+++ RECORDS FOR THE EXERCISE
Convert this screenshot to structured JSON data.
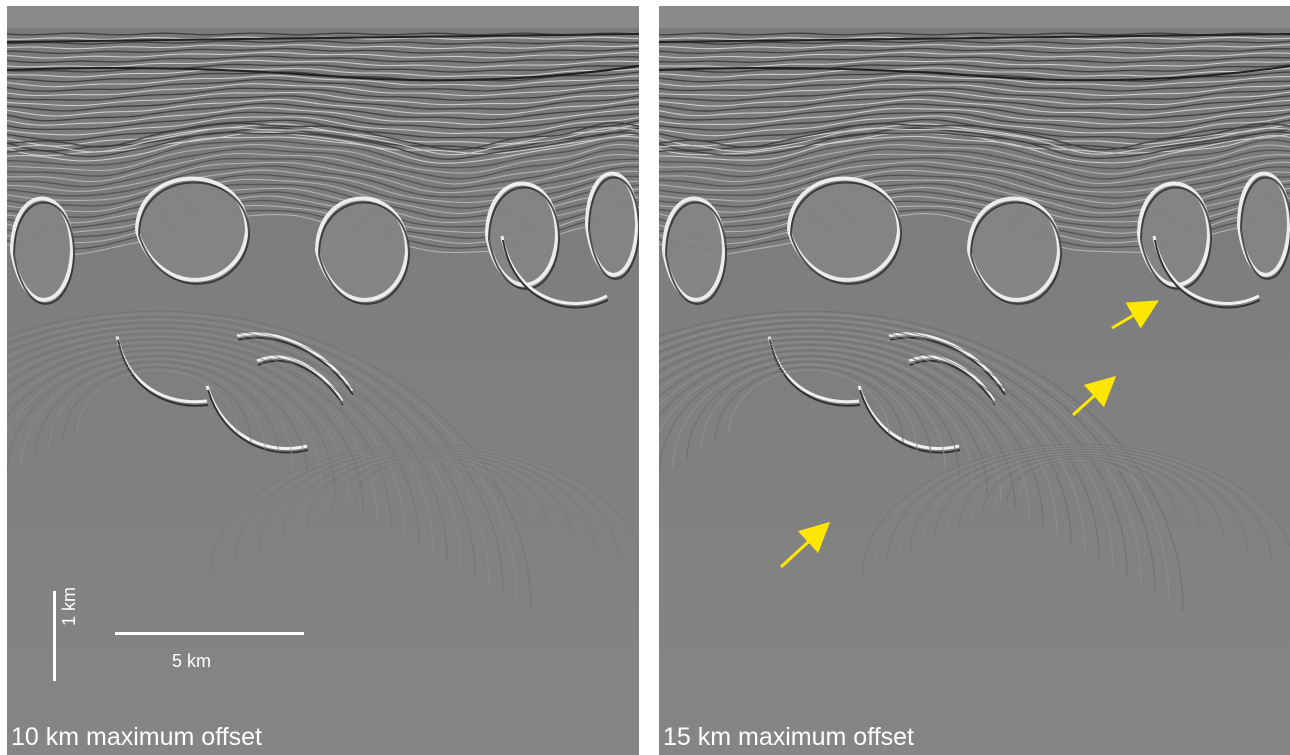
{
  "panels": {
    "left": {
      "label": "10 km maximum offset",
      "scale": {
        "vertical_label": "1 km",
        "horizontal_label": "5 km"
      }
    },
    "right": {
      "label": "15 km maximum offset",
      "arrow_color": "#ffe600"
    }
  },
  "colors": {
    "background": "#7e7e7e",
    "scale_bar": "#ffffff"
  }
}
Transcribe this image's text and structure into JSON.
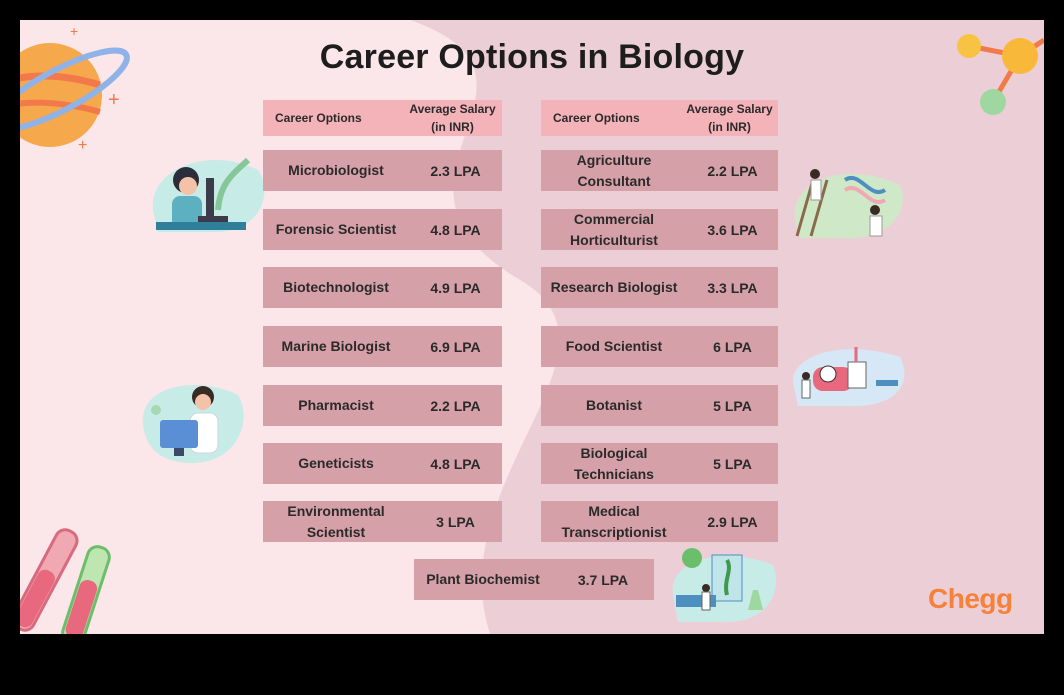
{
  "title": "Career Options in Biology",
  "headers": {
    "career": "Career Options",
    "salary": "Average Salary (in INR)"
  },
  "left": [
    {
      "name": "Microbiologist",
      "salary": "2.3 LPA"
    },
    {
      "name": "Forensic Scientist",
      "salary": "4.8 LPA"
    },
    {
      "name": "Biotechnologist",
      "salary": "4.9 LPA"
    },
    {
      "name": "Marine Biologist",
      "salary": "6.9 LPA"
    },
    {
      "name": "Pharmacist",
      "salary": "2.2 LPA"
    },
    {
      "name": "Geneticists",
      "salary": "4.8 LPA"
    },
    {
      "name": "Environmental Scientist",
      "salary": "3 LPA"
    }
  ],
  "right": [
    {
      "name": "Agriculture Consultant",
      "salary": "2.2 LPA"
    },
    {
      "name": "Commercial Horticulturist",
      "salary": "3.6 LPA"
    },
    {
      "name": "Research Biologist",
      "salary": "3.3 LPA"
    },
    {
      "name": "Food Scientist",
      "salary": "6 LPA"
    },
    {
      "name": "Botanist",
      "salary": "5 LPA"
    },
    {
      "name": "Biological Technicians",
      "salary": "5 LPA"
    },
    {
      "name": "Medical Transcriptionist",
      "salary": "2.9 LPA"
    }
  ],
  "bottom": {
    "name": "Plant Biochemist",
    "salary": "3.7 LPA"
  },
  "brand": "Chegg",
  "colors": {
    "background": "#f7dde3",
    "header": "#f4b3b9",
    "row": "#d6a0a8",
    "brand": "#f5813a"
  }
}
++++++
## REQUIRED WORK
Retype the data above exactly; pictures are not part of the copy.

## SOLUTION TO THIS TASK
Convert this screenshot to structured JSON data.
{
  "panels": {
    "left": {
      "label": "10 km maximum offset",
      "scale": {
        "vertical_label": "1 km",
        "horizontal_label": "5 km"
      }
    },
    "right": {
      "label": "15 km maximum offset",
      "arrow_color": "#ffe600"
    }
  },
  "colors": {
    "background": "#7e7e7e",
    "scale_bar": "#ffffff"
  }
}
Transcribe this image's text and structure into JSON.
{
  "title": "Career Options in Biology",
  "headers": {
    "career": "Career Options",
    "salary": "Average Salary (in INR)"
  },
  "left": [
    {
      "name": "Microbiologist",
      "salary": "2.3 LPA"
    },
    {
      "name": "Forensic Scientist",
      "salary": "4.8 LPA"
    },
    {
      "name": "Biotechnologist",
      "salary": "4.9 LPA"
    },
    {
      "name": "Marine Biologist",
      "salary": "6.9 LPA"
    },
    {
      "name": "Pharmacist",
      "salary": "2.2 LPA"
    },
    {
      "name": "Geneticists",
      "salary": "4.8 LPA"
    },
    {
      "name": "Environmental Scientist",
      "salary": "3 LPA"
    }
  ],
  "right": [
    {
      "name": "Agriculture Consultant",
      "salary": "2.2 LPA"
    },
    {
      "name": "Commercial Horticulturist",
      "salary": "3.6 LPA"
    },
    {
      "name": "Research Biologist",
      "salary": "3.3 LPA"
    },
    {
      "name": "Food Scientist",
      "salary": "6 LPA"
    },
    {
      "name": "Botanist",
      "salary": "5 LPA"
    },
    {
      "name": "Biological Technicians",
      "salary": "5 LPA"
    },
    {
      "name": "Medical Transcriptionist",
      "salary": "2.9 LPA"
    }
  ],
  "bottom": {
    "name": "Plant Biochemist",
    "salary": "3.7 LPA"
  },
  "brand": "Chegg",
  "colors": {
    "background": "#f7dde3",
    "header": "#f4b3b9",
    "row": "#d6a0a8",
    "brand": "#f5813a"
  }
}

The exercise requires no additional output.